··· EXERCISE MATERIAL
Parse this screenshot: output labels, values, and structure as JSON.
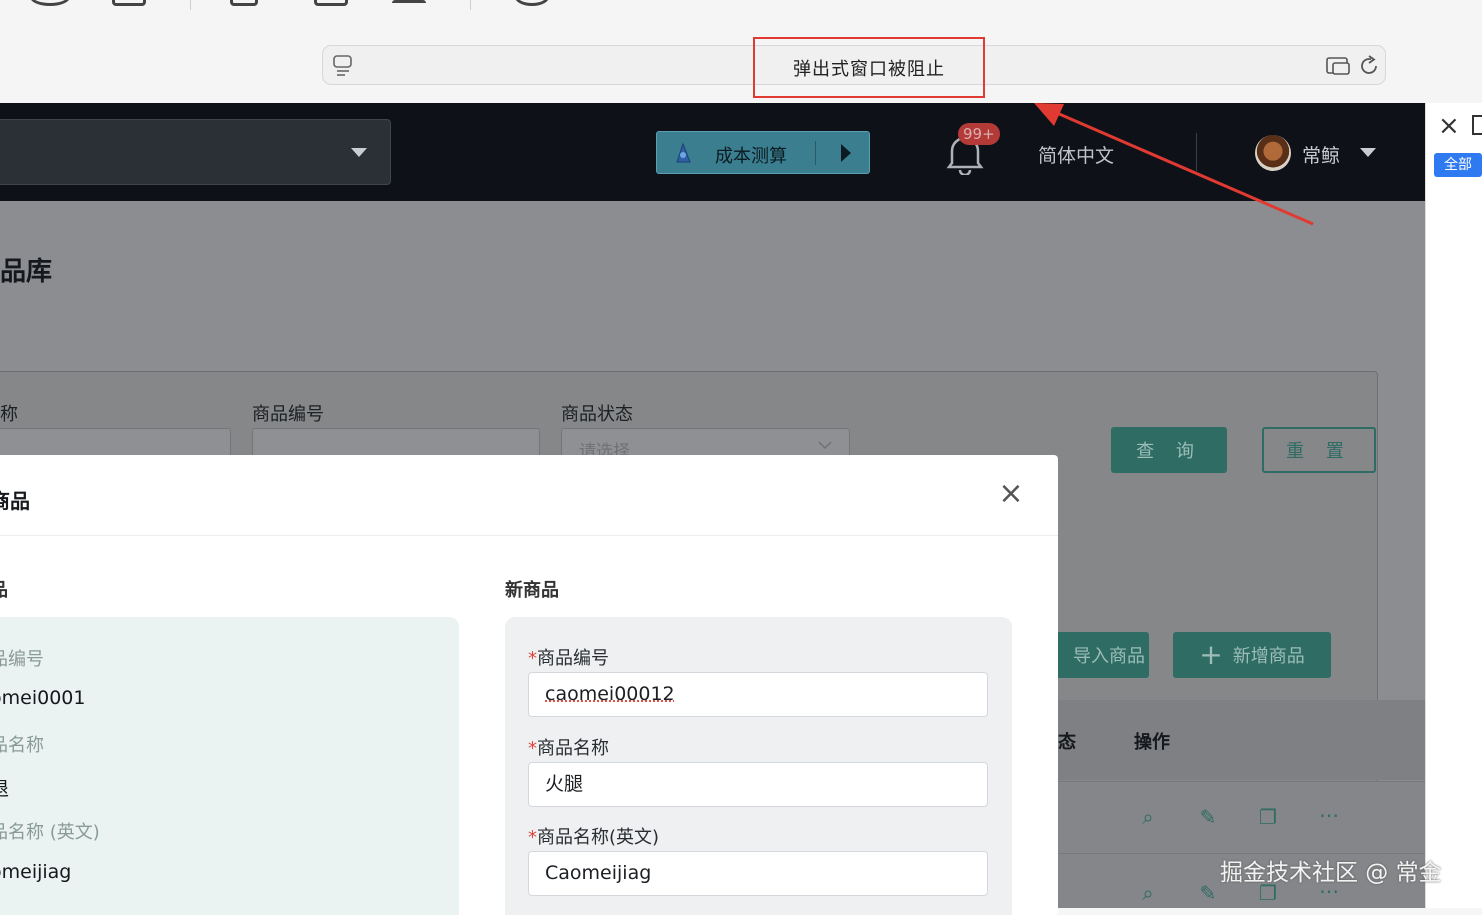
{
  "browser": {
    "popup_blocked_text": "弹出式窗口被阻止"
  },
  "topnav": {
    "cost_button_label": "成本测算",
    "notification_badge": "99+",
    "language": "简体中文",
    "user_name": "常鲸"
  },
  "page": {
    "title_fragment": "品库"
  },
  "filters": {
    "name_label_fragment": "称",
    "code_label": "商品编号",
    "status_label": "商品状态",
    "status_placeholder_fragment": "请选择",
    "query_button": "查 询",
    "reset_button": "重 置"
  },
  "toolbar": {
    "import_button_fragment": "导入商品",
    "add_button": "新增商品"
  },
  "table": {
    "status_header_fragment": "态",
    "actions_header": "操作"
  },
  "modal": {
    "title_fragment": "商品",
    "old_section_title_fragment": "品",
    "new_section_title": "新商品",
    "old_fields": [
      {
        "label": "品编号",
        "value": "omei0001"
      },
      {
        "label": "品名称",
        "value": "退"
      },
      {
        "label": "品名称 (英文)",
        "value": "omeijiag"
      }
    ],
    "new_fields": [
      {
        "label": "商品编号",
        "value": "caomei00012"
      },
      {
        "label": "商品名称",
        "value": "火腿"
      },
      {
        "label": "商品名称(英文)",
        "value": "Caomeijiag"
      }
    ]
  },
  "sidebar": {
    "tag_all": "全部"
  },
  "watermark": "掘金技术社区 @ 常金",
  "colors": {
    "annotation_red": "#e03a32",
    "primary_teal": "#2e6c64",
    "nav_dark": "#0e1218",
    "sidebar_blue": "#2f7af0"
  }
}
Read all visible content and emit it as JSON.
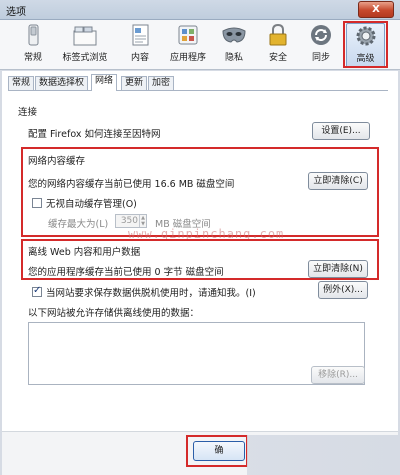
{
  "window": {
    "title": "选项",
    "close_label": "X"
  },
  "toolbar": {
    "items": [
      {
        "label": "常规",
        "icon": "switch-icon"
      },
      {
        "label": "标签式浏览",
        "icon": "tabs-icon"
      },
      {
        "label": "内容",
        "icon": "page-icon"
      },
      {
        "label": "应用程序",
        "icon": "applications-icon"
      },
      {
        "label": "隐私",
        "icon": "mask-icon"
      },
      {
        "label": "安全",
        "icon": "lock-icon"
      },
      {
        "label": "同步",
        "icon": "sync-icon"
      },
      {
        "label": "高级",
        "icon": "gear-icon"
      }
    ],
    "active": "高级"
  },
  "subtabs": {
    "items": [
      "常规",
      "数据选择权",
      "网络",
      "更新",
      "加密"
    ],
    "active": "网络"
  },
  "connection": {
    "title": "连接",
    "description": "配置 Firefox 如何连接至因特网",
    "settings_button": "设置(E)..."
  },
  "cache": {
    "title": "网络内容缓存",
    "usage_text": "您的网络内容缓存当前已使用 16.6 MB 磁盘空间",
    "clear_button": "立即清除(C)",
    "override_label": "无视自动缓存管理(O)",
    "override_checked": false,
    "limit_label": "缓存最大为(L)",
    "limit_value": "350",
    "limit_unit": "MB 磁盘空间"
  },
  "offline": {
    "title": "离线 Web 内容和用户数据",
    "usage_text": "您的应用程序缓存当前已使用 0 字节 磁盘空间",
    "clear_button": "立即清除(N)",
    "notify_label": "当网站要求保存数据供脱机使用时，请通知我。(I)",
    "notify_checked": true,
    "exceptions_button": "例外(X)...",
    "allowed_label": "以下网站被允许存储供离线使用的数据：",
    "remove_button": "移除(R)..."
  },
  "watermark": "www.qinpinchang.com",
  "footer": {
    "ok_button": "确"
  },
  "colors": {
    "highlight": "#d42a2a",
    "accent": "#2b5ea8"
  }
}
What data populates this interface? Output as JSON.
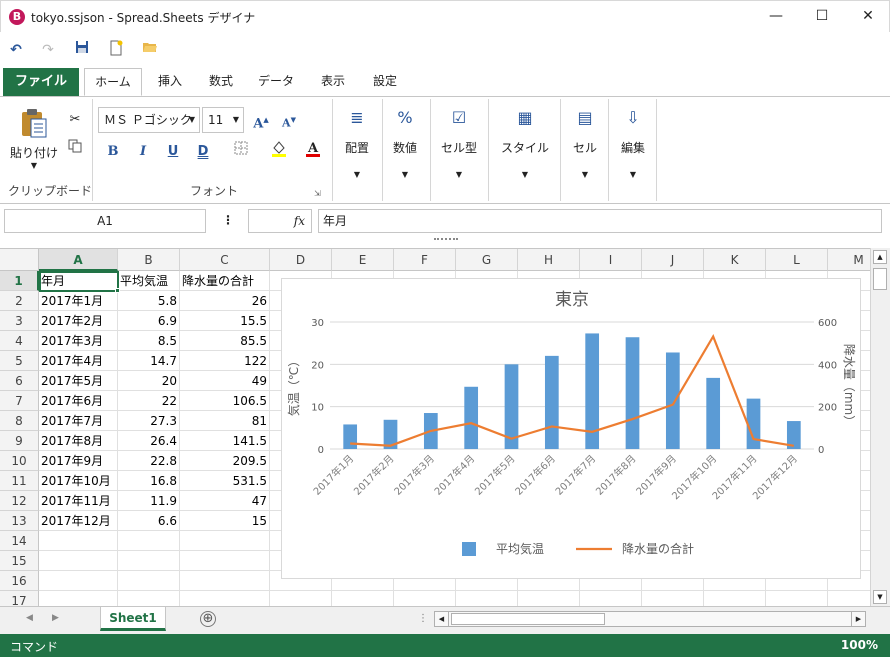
{
  "window": {
    "title": "tokyo.ssjson - Spread.Sheets デザイナ",
    "app_icon": "B",
    "controls": {
      "minimize": "—",
      "maximize": "☐",
      "close": "✕"
    }
  },
  "quick_access": {
    "undo": "↶",
    "redo": "↷",
    "save": "save-icon",
    "new": "new-file-icon",
    "open": "open-folder-icon"
  },
  "tabs": {
    "file": "ファイル",
    "items": [
      "ホーム",
      "挿入",
      "数式",
      "データ",
      "表示",
      "設定"
    ],
    "active_index": 0
  },
  "ribbon": {
    "clipboard": {
      "paste": "貼り付け",
      "label": "クリップボード"
    },
    "font": {
      "name": "ＭＳ Ｐゴシック",
      "size": "11",
      "label": "フォント",
      "bold": "B",
      "italic": "I",
      "underline": "U",
      "double_underline": "D"
    },
    "groups": [
      {
        "label": "配置",
        "icon": "≣"
      },
      {
        "label": "数値",
        "icon": "%"
      },
      {
        "label": "セル型",
        "icon": "☑"
      },
      {
        "label": "スタイル",
        "icon": "▦"
      },
      {
        "label": "セル",
        "icon": "▤"
      },
      {
        "label": "編集",
        "icon": "⇩"
      }
    ]
  },
  "formula_bar": {
    "name_box": "A1",
    "separator": "⋮",
    "fx": "fx",
    "value": "年月"
  },
  "grid": {
    "columns": [
      "A",
      "B",
      "C",
      "D",
      "E",
      "F",
      "G",
      "H",
      "I",
      "J",
      "K",
      "L",
      "M"
    ],
    "rows": [
      "1",
      "2",
      "3",
      "4",
      "5",
      "6",
      "7",
      "8",
      "9",
      "10",
      "11",
      "12",
      "13",
      "14",
      "15",
      "16",
      "17"
    ],
    "header": [
      "年月",
      "平均気温",
      "降水量の合計"
    ],
    "data": [
      [
        "2017年1月",
        "5.8",
        "26"
      ],
      [
        "2017年2月",
        "6.9",
        "15.5"
      ],
      [
        "2017年3月",
        "8.5",
        "85.5"
      ],
      [
        "2017年4月",
        "14.7",
        "122"
      ],
      [
        "2017年5月",
        "20",
        "49"
      ],
      [
        "2017年6月",
        "22",
        "106.5"
      ],
      [
        "2017年7月",
        "27.3",
        "81"
      ],
      [
        "2017年8月",
        "26.4",
        "141.5"
      ],
      [
        "2017年9月",
        "22.8",
        "209.5"
      ],
      [
        "2017年10月",
        "16.8",
        "531.5"
      ],
      [
        "2017年11月",
        "11.9",
        "47"
      ],
      [
        "2017年12月",
        "6.6",
        "15"
      ]
    ]
  },
  "chart_data": {
    "type": "bar",
    "title": "東京",
    "categories": [
      "2017年1月",
      "2017年2月",
      "2017年3月",
      "2017年4月",
      "2017年5月",
      "2017年6月",
      "2017年7月",
      "2017年8月",
      "2017年9月",
      "2017年10月",
      "2017年11月",
      "2017年12月"
    ],
    "series": [
      {
        "name": "平均気温",
        "type": "bar",
        "axis": "left",
        "values": [
          5.8,
          6.9,
          8.5,
          14.7,
          20,
          22,
          27.3,
          26.4,
          22.8,
          16.8,
          11.9,
          6.6
        ],
        "color": "#5b9bd5"
      },
      {
        "name": "降水量の合計",
        "type": "line",
        "axis": "right",
        "values": [
          26,
          15.5,
          85.5,
          122,
          49,
          106.5,
          81,
          141.5,
          209.5,
          531.5,
          47,
          15
        ],
        "color": "#ed7d31"
      }
    ],
    "ylabel": "気温（℃）",
    "y2label": "降水量（mm）",
    "ylim": [
      0,
      30
    ],
    "y2lim": [
      0,
      600
    ],
    "yticks": [
      "0",
      "10",
      "20",
      "30"
    ],
    "y2ticks": [
      "0",
      "200",
      "400",
      "600"
    ],
    "legend": "bottom",
    "grid": true
  },
  "sheets": {
    "active": "Sheet1",
    "add": "⊕",
    "splitter": "⋮"
  },
  "status": {
    "mode": "コマンド",
    "zoom": "100%"
  },
  "colors": {
    "accent": "#217346"
  }
}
······
### YOUR TASK
The entries above are to be returned exactly, without their pictures.

### TASK SOLUTION
Parse this screenshot: output labels, values, and structure as JSON.
{
  "browser": {
    "popup_blocked_text": "弹出式窗口被阻止"
  },
  "topnav": {
    "cost_button_label": "成本测算",
    "notification_badge": "99+",
    "language": "简体中文",
    "user_name": "常鲸"
  },
  "page": {
    "title_fragment": "品库"
  },
  "filters": {
    "name_label_fragment": "称",
    "code_label": "商品编号",
    "status_label": "商品状态",
    "status_placeholder_fragment": "请选择",
    "query_button": "查 询",
    "reset_button": "重 置"
  },
  "toolbar": {
    "import_button_fragment": "导入商品",
    "add_button": "新增商品"
  },
  "table": {
    "status_header_fragment": "态",
    "actions_header": "操作"
  },
  "modal": {
    "title_fragment": "商品",
    "old_section_title_fragment": "品",
    "new_section_title": "新商品",
    "old_fields": [
      {
        "label": "品编号",
        "value": "omei0001"
      },
      {
        "label": "品名称",
        "value": "退"
      },
      {
        "label": "品名称 (英文)",
        "value": "omeijiag"
      }
    ],
    "new_fields": [
      {
        "label": "商品编号",
        "value": "caomei00012"
      },
      {
        "label": "商品名称",
        "value": "火腿"
      },
      {
        "label": "商品名称(英文)",
        "value": "Caomeijiag"
      }
    ]
  },
  "sidebar": {
    "tag_all": "全部"
  },
  "watermark": "掘金技术社区 @ 常金",
  "colors": {
    "annotation_red": "#e03a32",
    "primary_teal": "#2e6c64",
    "nav_dark": "#0e1218",
    "sidebar_blue": "#2f7af0"
  }
}
Read all visible content and emit it as JSON.
{
  "window": {
    "title": "选项",
    "close_label": "X"
  },
  "toolbar": {
    "items": [
      {
        "label": "常规",
        "icon": "switch-icon"
      },
      {
        "label": "标签式浏览",
        "icon": "tabs-icon"
      },
      {
        "label": "内容",
        "icon": "page-icon"
      },
      {
        "label": "应用程序",
        "icon": "applications-icon"
      },
      {
        "label": "隐私",
        "icon": "mask-icon"
      },
      {
        "label": "安全",
        "icon": "lock-icon"
      },
      {
        "label": "同步",
        "icon": "sync-icon"
      },
      {
        "label": "高级",
        "icon": "gear-icon"
      }
    ],
    "active": "高级"
  },
  "subtabs": {
    "items": [
      "常规",
      "数据选择权",
      "网络",
      "更新",
      "加密"
    ],
    "active": "网络"
  },
  "connection": {
    "title": "连接",
    "description": "配置 Firefox 如何连接至因特网",
    "settings_button": "设置(E)..."
  },
  "cache": {
    "title": "网络内容缓存",
    "usage_text": "您的网络内容缓存当前已使用 16.6 MB 磁盘空间",
    "clear_button": "立即清除(C)",
    "override_label": "无视自动缓存管理(O)",
    "override_checked": false,
    "limit_label": "缓存最大为(L)",
    "limit_value": "350",
    "limit_unit": "MB 磁盘空间"
  },
  "offline": {
    "title": "离线 Web 内容和用户数据",
    "usage_text": "您的应用程序缓存当前已使用 0 字节 磁盘空间",
    "clear_button": "立即清除(N)",
    "notify_label": "当网站要求保存数据供脱机使用时，请通知我。(I)",
    "notify_checked": true,
    "exceptions_button": "例外(X)...",
    "allowed_label": "以下网站被允许存储供离线使用的数据：",
    "remove_button": "移除(R)..."
  },
  "watermark": "www.qinpinchang.com",
  "footer": {
    "ok_button": "确"
  },
  "colors": {
    "highlight": "#d42a2a",
    "accent": "#2b5ea8"
  }
}
What data populates this interface? Output as JSON.
{
  "window": {
    "title": "tokyo.ssjson - Spread.Sheets デザイナ",
    "app_icon": "B",
    "controls": {
      "minimize": "—",
      "maximize": "☐",
      "close": "✕"
    }
  },
  "quick_access": {
    "undo": "↶",
    "redo": "↷",
    "save": "save-icon",
    "new": "new-file-icon",
    "open": "open-folder-icon"
  },
  "tabs": {
    "file": "ファイル",
    "items": [
      "ホーム",
      "挿入",
      "数式",
      "データ",
      "表示",
      "設定"
    ],
    "active_index": 0
  },
  "ribbon": {
    "clipboard": {
      "paste": "貼り付け",
      "label": "クリップボード"
    },
    "font": {
      "name": "ＭＳ Ｐゴシック",
      "size": "11",
      "label": "フォント",
      "bold": "B",
      "italic": "I",
      "underline": "U",
      "double_underline": "D"
    },
    "groups": [
      {
        "label": "配置",
        "icon": "≣"
      },
      {
        "label": "数値",
        "icon": "%"
      },
      {
        "label": "セル型",
        "icon": "☑"
      },
      {
        "label": "スタイル",
        "icon": "▦"
      },
      {
        "label": "セル",
        "icon": "▤"
      },
      {
        "label": "編集",
        "icon": "⇩"
      }
    ]
  },
  "formula_bar": {
    "name_box": "A1",
    "separator": "⋮",
    "fx": "fx",
    "value": "年月"
  },
  "grid": {
    "columns": [
      "A",
      "B",
      "C",
      "D",
      "E",
      "F",
      "G",
      "H",
      "I",
      "J",
      "K",
      "L",
      "M"
    ],
    "rows": [
      "1",
      "2",
      "3",
      "4",
      "5",
      "6",
      "7",
      "8",
      "9",
      "10",
      "11",
      "12",
      "13",
      "14",
      "15",
      "16",
      "17"
    ],
    "header": [
      "年月",
      "平均気温",
      "降水量の合計"
    ],
    "data": [
      [
        "2017年1月",
        "5.8",
        "26"
      ],
      [
        "2017年2月",
        "6.9",
        "15.5"
      ],
      [
        "2017年3月",
        "8.5",
        "85.5"
      ],
      [
        "2017年4月",
        "14.7",
        "122"
      ],
      [
        "2017年5月",
        "20",
        "49"
      ],
      [
        "2017年6月",
        "22",
        "106.5"
      ],
      [
        "2017年7月",
        "27.3",
        "81"
      ],
      [
        "2017年8月",
        "26.4",
        "141.5"
      ],
      [
        "2017年9月",
        "22.8",
        "209.5"
      ],
      [
        "2017年10月",
        "16.8",
        "531.5"
      ],
      [
        "2017年11月",
        "11.9",
        "47"
      ],
      [
        "2017年12月",
        "6.6",
        "15"
      ]
    ]
  },
  "chart_data": {
    "type": "bar",
    "title": "東京",
    "categories": [
      "2017年1月",
      "2017年2月",
      "2017年3月",
      "2017年4月",
      "2017年5月",
      "2017年6月",
      "2017年7月",
      "2017年8月",
      "2017年9月",
      "2017年10月",
      "2017年11月",
      "2017年12月"
    ],
    "series": [
      {
        "name": "平均気温",
        "type": "bar",
        "axis": "left",
        "values": [
          5.8,
          6.9,
          8.5,
          14.7,
          20,
          22,
          27.3,
          26.4,
          22.8,
          16.8,
          11.9,
          6.6
        ],
        "color": "#5b9bd5"
      },
      {
        "name": "降水量の合計",
        "type": "line",
        "axis": "right",
        "values": [
          26,
          15.5,
          85.5,
          122,
          49,
          106.5,
          81,
          141.5,
          209.5,
          531.5,
          47,
          15
        ],
        "color": "#ed7d31"
      }
    ],
    "ylabel": "気温（℃）",
    "y2label": "降水量（mm）",
    "ylim": [
      0,
      30
    ],
    "y2lim": [
      0,
      600
    ],
    "yticks": [
      "0",
      "10",
      "20",
      "30"
    ],
    "y2ticks": [
      "0",
      "200",
      "400",
      "600"
    ],
    "legend": "bottom",
    "grid": true
  },
  "sheets": {
    "active": "Sheet1",
    "add": "⊕",
    "splitter": "⋮"
  },
  "status": {
    "mode": "コマンド",
    "zoom": "100%"
  },
  "colors": {
    "accent": "#217346"
  }
}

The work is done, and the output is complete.